(Stored data)
::::::::
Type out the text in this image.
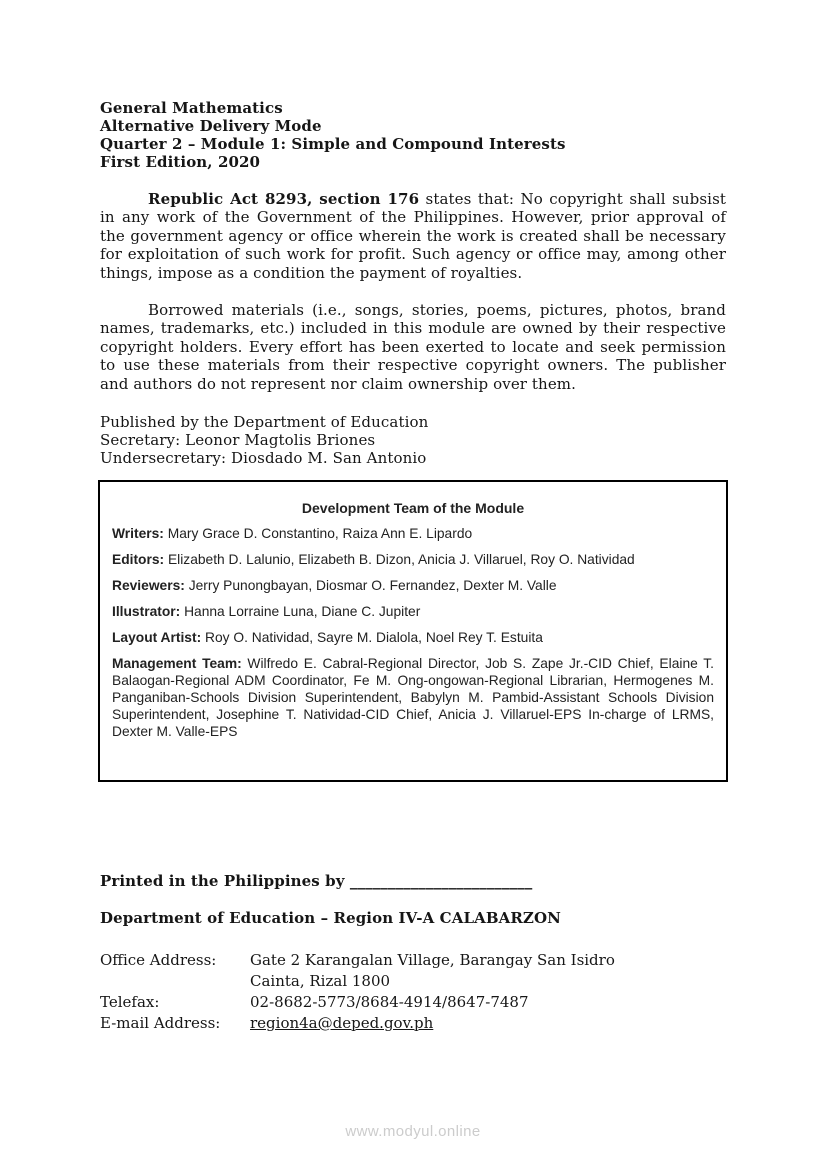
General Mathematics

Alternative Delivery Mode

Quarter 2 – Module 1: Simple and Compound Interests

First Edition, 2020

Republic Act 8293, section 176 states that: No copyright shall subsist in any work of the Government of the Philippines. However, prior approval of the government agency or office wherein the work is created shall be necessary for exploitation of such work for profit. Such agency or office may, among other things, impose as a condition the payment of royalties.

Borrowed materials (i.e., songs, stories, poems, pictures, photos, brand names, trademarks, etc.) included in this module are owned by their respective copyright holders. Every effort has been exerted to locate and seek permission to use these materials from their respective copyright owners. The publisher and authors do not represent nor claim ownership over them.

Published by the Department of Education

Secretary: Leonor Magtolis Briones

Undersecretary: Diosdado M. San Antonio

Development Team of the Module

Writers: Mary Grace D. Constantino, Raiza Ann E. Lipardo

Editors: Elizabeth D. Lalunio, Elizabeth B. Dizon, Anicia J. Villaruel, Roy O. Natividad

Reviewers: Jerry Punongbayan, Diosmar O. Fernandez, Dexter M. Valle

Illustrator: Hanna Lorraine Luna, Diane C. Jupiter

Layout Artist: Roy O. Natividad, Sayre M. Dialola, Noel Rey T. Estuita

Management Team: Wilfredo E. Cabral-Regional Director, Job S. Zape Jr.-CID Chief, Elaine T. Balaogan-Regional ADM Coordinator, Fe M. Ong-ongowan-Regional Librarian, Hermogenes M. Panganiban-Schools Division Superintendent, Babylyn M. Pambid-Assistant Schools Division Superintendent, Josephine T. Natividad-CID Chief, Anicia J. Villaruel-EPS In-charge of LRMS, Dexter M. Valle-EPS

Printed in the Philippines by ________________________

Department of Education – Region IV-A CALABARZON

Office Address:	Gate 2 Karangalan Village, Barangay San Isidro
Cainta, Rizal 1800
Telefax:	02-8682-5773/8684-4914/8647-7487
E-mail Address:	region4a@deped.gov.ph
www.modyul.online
::::::::
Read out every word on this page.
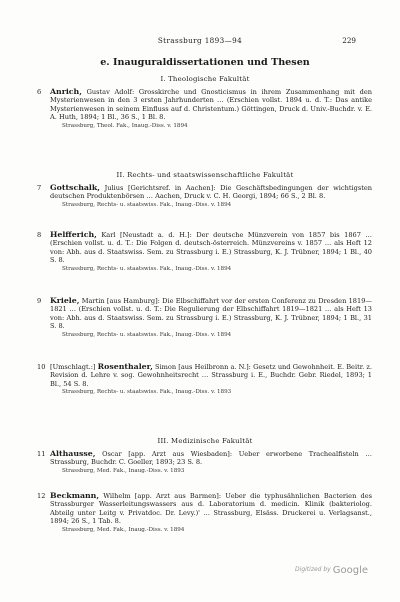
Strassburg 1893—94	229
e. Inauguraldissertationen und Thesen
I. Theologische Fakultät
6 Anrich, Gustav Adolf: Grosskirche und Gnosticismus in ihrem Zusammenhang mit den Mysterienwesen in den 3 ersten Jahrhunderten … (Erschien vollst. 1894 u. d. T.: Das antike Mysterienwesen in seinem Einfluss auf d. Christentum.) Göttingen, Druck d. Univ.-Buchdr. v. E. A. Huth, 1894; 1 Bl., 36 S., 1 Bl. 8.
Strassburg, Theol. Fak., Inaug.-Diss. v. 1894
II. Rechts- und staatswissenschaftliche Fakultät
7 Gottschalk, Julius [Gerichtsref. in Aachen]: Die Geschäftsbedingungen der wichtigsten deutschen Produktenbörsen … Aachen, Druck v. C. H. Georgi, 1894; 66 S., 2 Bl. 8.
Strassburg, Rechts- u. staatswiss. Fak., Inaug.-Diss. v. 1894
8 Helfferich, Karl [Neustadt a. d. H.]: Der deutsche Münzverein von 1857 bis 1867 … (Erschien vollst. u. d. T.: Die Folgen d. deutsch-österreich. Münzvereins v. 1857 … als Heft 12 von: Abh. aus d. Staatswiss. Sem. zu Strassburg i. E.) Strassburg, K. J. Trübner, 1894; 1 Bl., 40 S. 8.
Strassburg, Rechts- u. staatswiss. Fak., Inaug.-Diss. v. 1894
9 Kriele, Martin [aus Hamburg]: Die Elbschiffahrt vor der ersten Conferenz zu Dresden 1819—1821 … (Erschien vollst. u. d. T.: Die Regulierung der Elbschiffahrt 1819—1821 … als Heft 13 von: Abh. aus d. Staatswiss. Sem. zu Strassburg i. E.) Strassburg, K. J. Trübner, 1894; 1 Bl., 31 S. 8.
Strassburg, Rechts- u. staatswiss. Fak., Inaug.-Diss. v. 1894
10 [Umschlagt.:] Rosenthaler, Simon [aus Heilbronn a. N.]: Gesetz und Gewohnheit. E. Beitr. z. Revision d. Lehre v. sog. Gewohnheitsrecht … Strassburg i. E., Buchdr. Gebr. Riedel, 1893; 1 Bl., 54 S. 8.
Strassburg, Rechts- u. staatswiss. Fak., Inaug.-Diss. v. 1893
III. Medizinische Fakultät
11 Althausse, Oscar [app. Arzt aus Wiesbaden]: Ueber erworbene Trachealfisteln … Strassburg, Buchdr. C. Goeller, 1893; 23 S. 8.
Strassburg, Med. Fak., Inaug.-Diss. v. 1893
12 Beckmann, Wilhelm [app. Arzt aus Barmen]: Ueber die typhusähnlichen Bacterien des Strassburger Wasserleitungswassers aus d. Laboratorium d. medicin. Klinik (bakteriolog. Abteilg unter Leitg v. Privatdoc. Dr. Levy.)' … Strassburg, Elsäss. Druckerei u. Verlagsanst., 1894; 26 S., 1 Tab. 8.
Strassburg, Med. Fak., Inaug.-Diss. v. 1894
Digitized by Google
::::::::
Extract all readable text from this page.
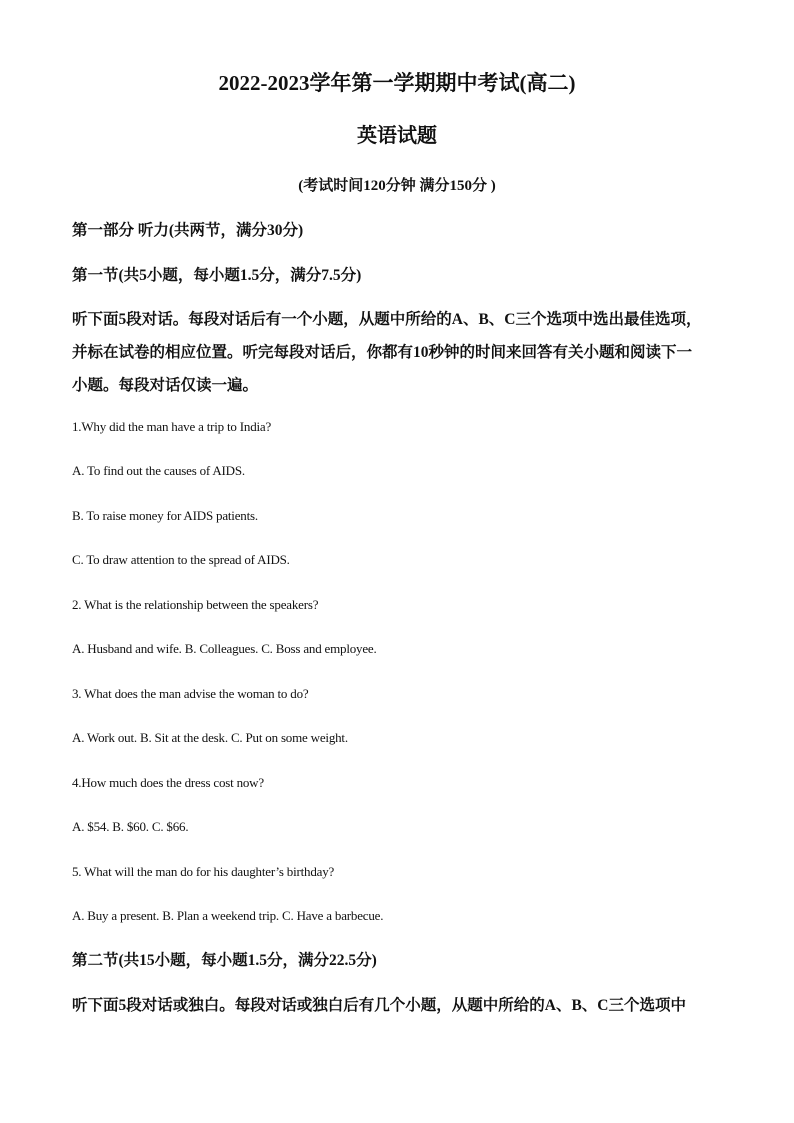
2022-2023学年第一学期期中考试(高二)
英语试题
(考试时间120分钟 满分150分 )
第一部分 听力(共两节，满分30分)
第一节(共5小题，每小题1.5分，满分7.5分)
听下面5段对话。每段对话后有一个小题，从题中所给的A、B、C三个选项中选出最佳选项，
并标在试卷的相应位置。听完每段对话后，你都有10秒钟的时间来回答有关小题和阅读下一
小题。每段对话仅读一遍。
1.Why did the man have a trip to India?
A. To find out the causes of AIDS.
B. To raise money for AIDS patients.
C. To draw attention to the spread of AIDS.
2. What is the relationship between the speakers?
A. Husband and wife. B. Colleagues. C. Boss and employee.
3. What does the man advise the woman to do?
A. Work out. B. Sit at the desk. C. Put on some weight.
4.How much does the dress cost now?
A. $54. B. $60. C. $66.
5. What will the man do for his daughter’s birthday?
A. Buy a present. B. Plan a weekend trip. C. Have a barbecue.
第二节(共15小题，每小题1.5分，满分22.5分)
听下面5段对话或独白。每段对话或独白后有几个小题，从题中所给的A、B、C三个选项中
::::::::
WHAT IS EXPECTED: Identify the lines in the records above that contain the word "Arzt", then state how many there are and nothing more.

TASK RESULT: 2